◆ DATA PROVIDED

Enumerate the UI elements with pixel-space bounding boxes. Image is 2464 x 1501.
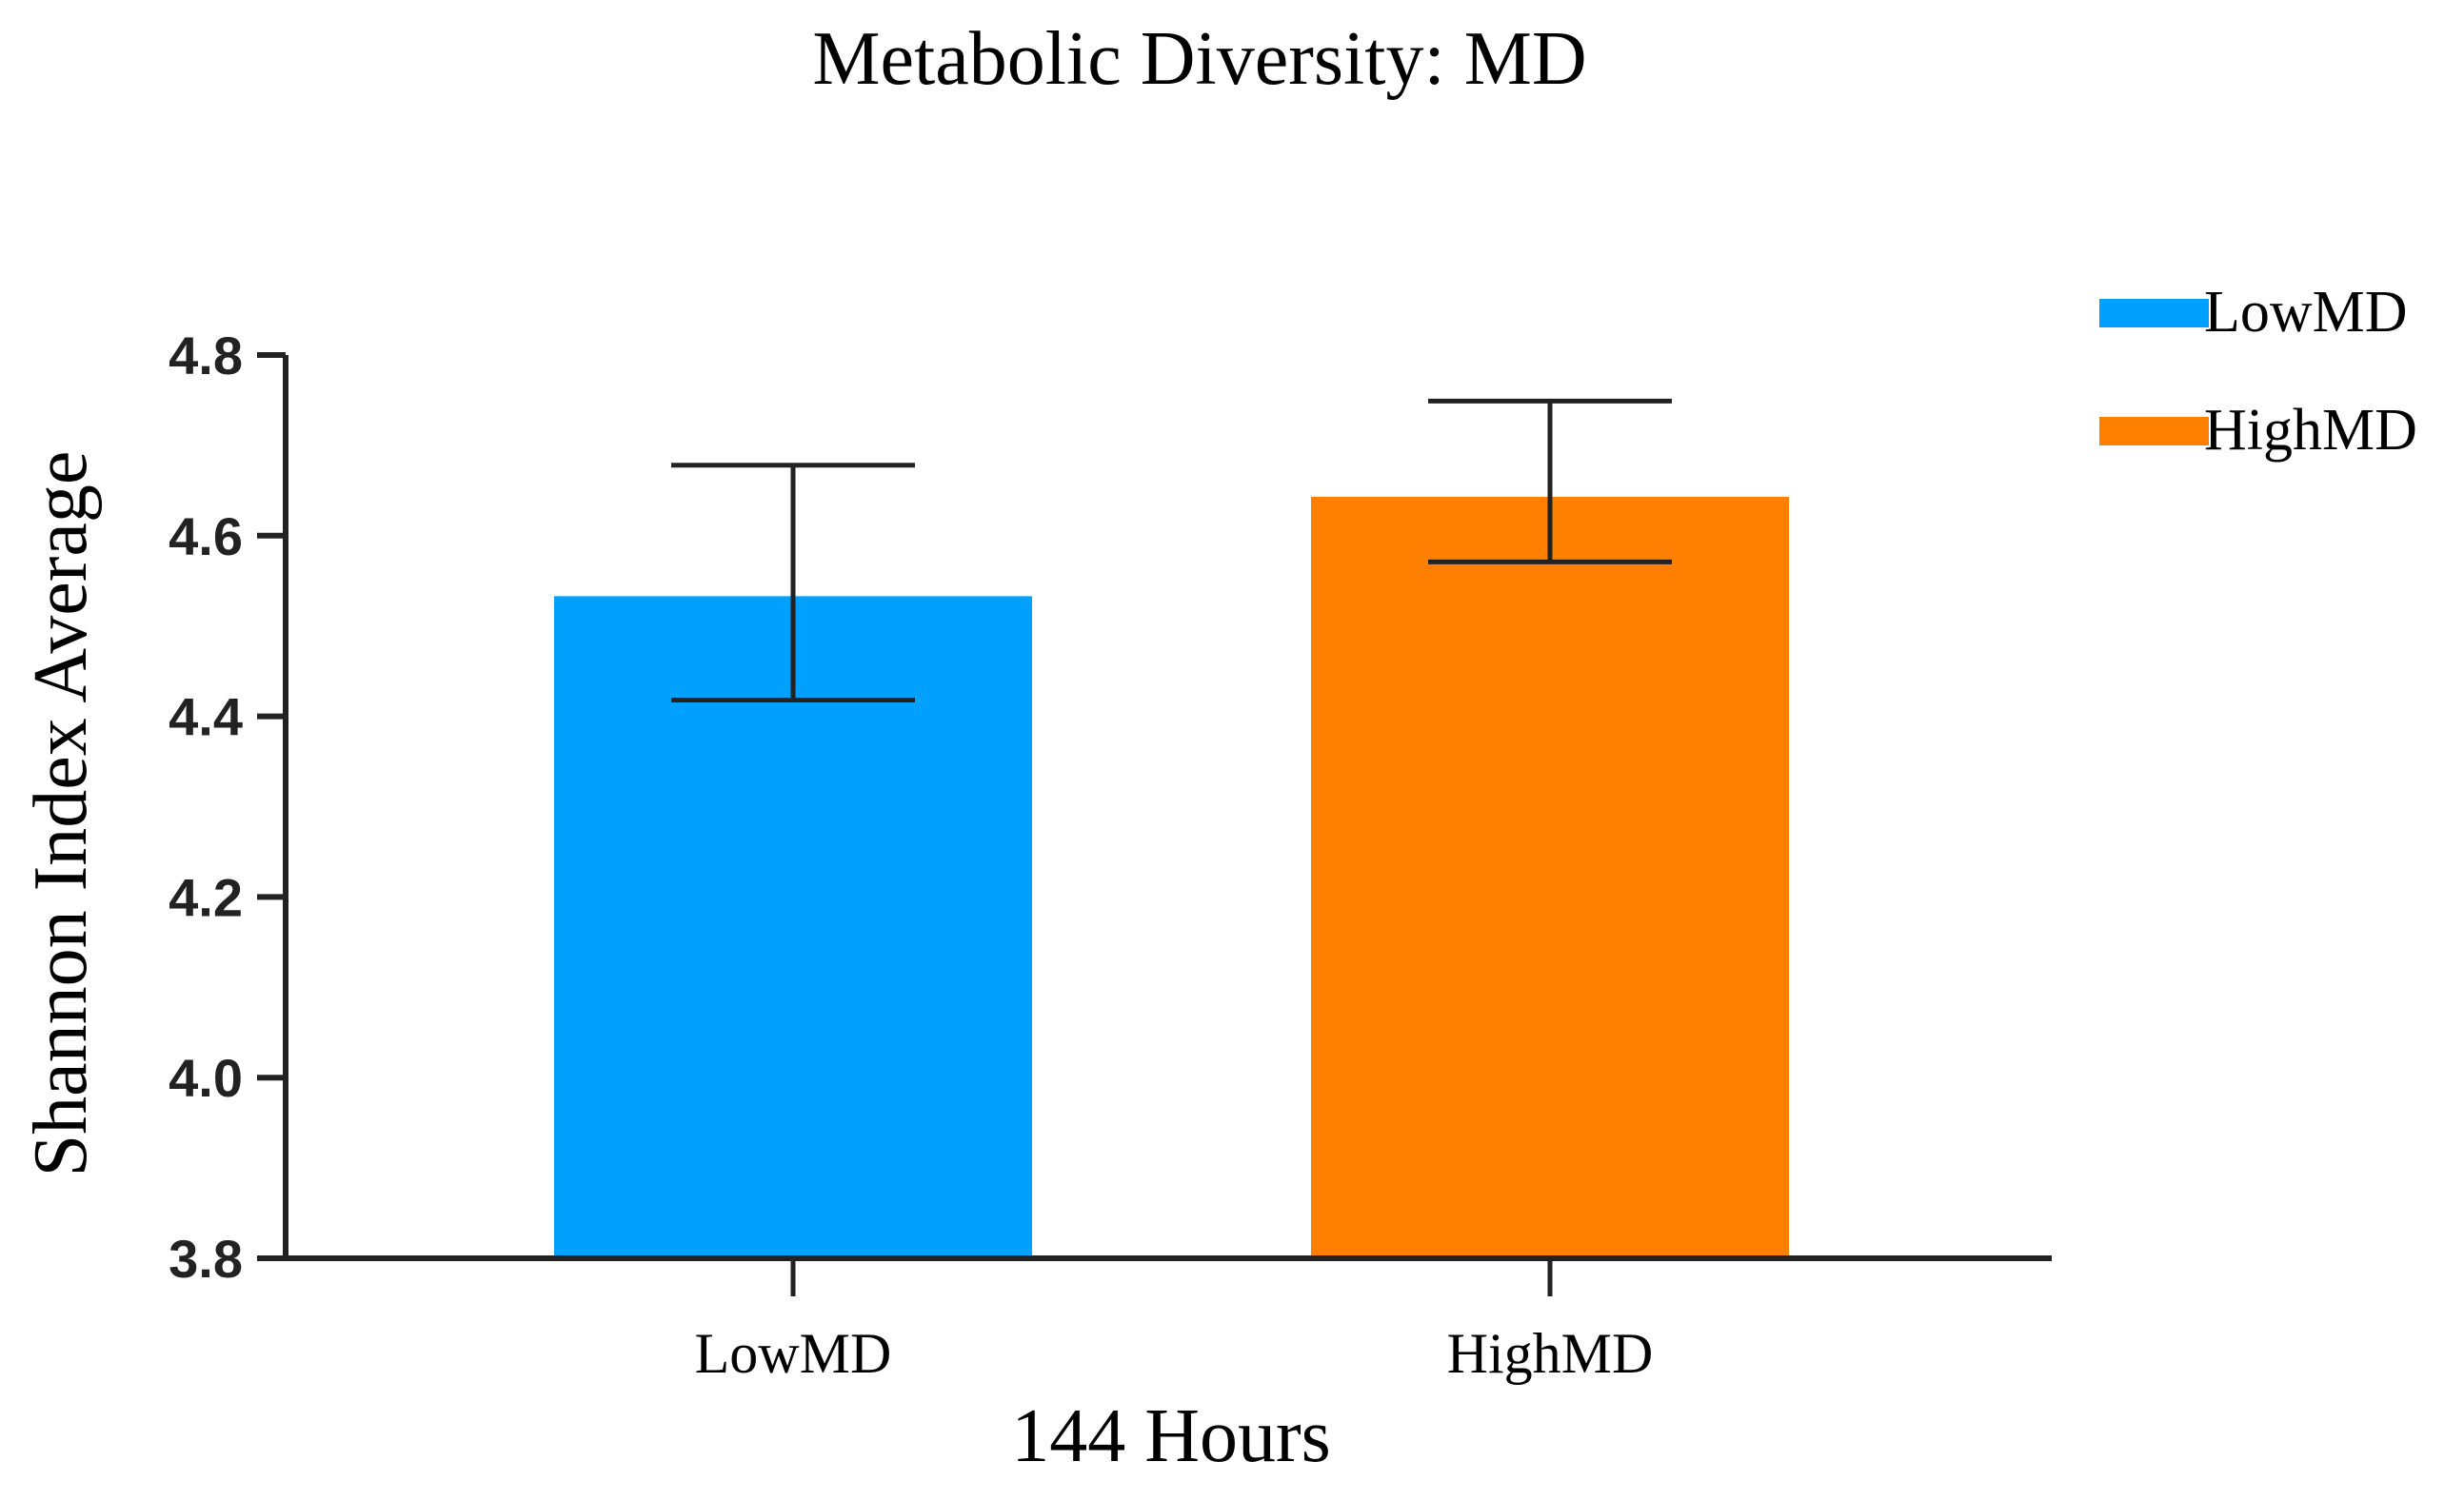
y-tick-label-4.8: 4.8	[169, 326, 243, 385]
y-tick-label-3.8: 3.8	[169, 1229, 243, 1289]
x-tick-label-highmd: HighMD	[1447, 1322, 1654, 1385]
y-tick-label-4.2: 4.2	[169, 867, 243, 927]
x-axis-label: 144 Hours	[1011, 1394, 1331, 1478]
legend: LowMD HighMD	[2099, 280, 2417, 463]
bars-group	[554, 496, 1789, 1258]
legend-label-highmd: HighMD	[2204, 398, 2417, 463]
bar-lowmd	[554, 596, 1032, 1258]
y-tick-label-4.0: 4.0	[169, 1048, 243, 1108]
x-tick-label-lowmd: LowMD	[695, 1322, 892, 1385]
legend-swatch-lowmd	[2099, 299, 2209, 327]
y-axis-label: Shannon Index Average	[19, 451, 103, 1177]
legend-swatch-highmd	[2099, 417, 2209, 445]
chart-title: Metabolic Diversity: MD	[812, 17, 1586, 101]
error-bars-group	[671, 398, 1672, 703]
bar-highmd	[1311, 496, 1789, 1258]
axes-group: LowMD HighMD 3.8 4.0 4.2 4.4 4.6 4.8	[169, 326, 2052, 1385]
y-tick-label-4.4: 4.4	[169, 687, 243, 747]
legend-label-lowmd: LowMD	[2204, 280, 2408, 345]
y-tick-label-4.6: 4.6	[169, 506, 243, 566]
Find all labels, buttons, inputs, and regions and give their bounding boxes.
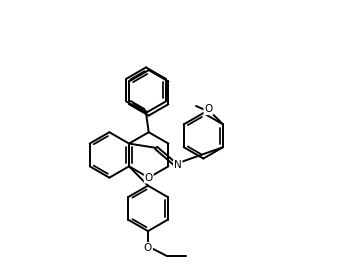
Text: O: O	[204, 104, 213, 114]
Text: N: N	[174, 160, 182, 170]
Text: O: O	[144, 243, 152, 253]
Text: O: O	[144, 173, 153, 183]
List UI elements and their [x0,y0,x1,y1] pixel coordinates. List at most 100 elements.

◆ PROBLEM
Please rewrite the entries from the line containing "Find all labels, buttons, inputs, and" through the end of the entries, inclusive, keeping every line but raising each bounding box coordinate in the answers by 127. Leave the pictures out.

◆ CORRECT RESPONSE
Find all labels, buttons, inputs, and regions and give their bounding boxes.
Text: O: O	[331, 231, 340, 241]
Text: N: N	[301, 287, 309, 297]
Text: O: O	[271, 370, 279, 380]
Text: O: O	[271, 300, 280, 310]
List UI elements and their [x0,y0,x1,y1] pixel coordinates. List at most 100 elements.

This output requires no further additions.